Please put the records below into a two-column CSV with the headers record_text and answer, one row per record. Wrap each field in quotation marks, turn line breaks into spaces, and leave out the pictures.

(Stored data)
==*==

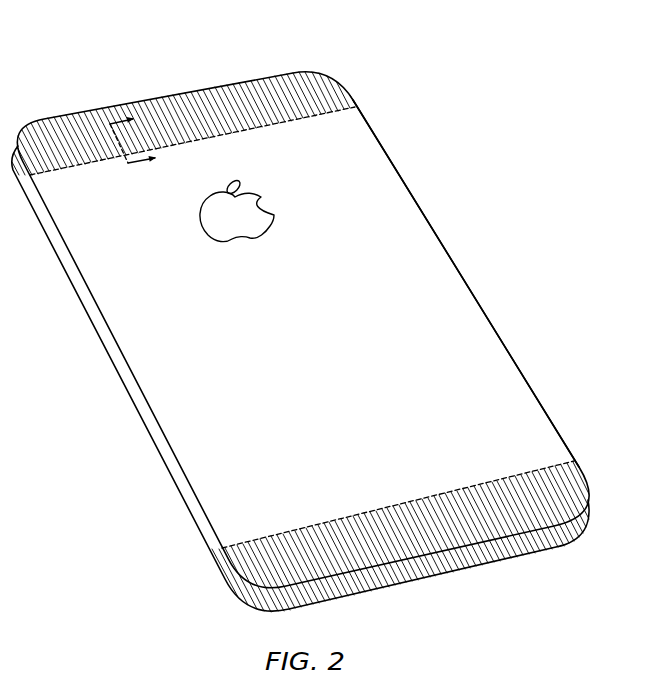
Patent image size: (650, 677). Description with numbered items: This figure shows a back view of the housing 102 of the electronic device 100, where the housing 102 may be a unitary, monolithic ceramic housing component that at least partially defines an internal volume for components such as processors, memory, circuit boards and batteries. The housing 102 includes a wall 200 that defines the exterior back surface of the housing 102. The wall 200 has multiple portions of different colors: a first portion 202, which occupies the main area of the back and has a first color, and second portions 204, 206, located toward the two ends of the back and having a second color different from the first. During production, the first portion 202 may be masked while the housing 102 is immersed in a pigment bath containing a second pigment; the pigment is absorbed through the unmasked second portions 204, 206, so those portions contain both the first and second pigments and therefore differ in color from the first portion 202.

The electronic device 100 is at (462, 61).
The housing 102 is at (90, 323).
The wall 200 is at (424, 275).
The first portion 202 is at (399, 176).
The second portion 204 is at (578, 470).
The second portion 206 is at (349, 89).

==*==

▶ [Exercise solution]
record_text,answer
"Patent image size: (650, 677). Description with numbered items: This figure shows a back view of the housing 102 of the electronic device 100, where the housing 102 may be a unitary, monolithic ceramic housing component that at least partially defines an internal volume for components such as processors, memory, circuit boards and batteries. The housing 102 includes a wall 200 that defines the exterior back surface of the housing 102. The wall 200 has multiple portions of different colors: a first portion 202, which occupies the main area of the back and has a first color, and second portions 204, 206, located toward the two ends of the back and having a second color different from the first. During production, the first portion 202 may be masked while the housing 102 is immersed in a pigment bath containing a second pigment; the pigment is absorbed through the unmasked second portions 204, 206, so those portions contain both the first and second pigments and therefore differ in color from the first portion 202.","The electronic device 100 is at (462, 61). The housing 102 is at (90, 323). The wall 200 is at (424, 275). The first portion 202 is at (399, 176). The second portion 204 is at (578, 470). The second portion 206 is at (349, 89)."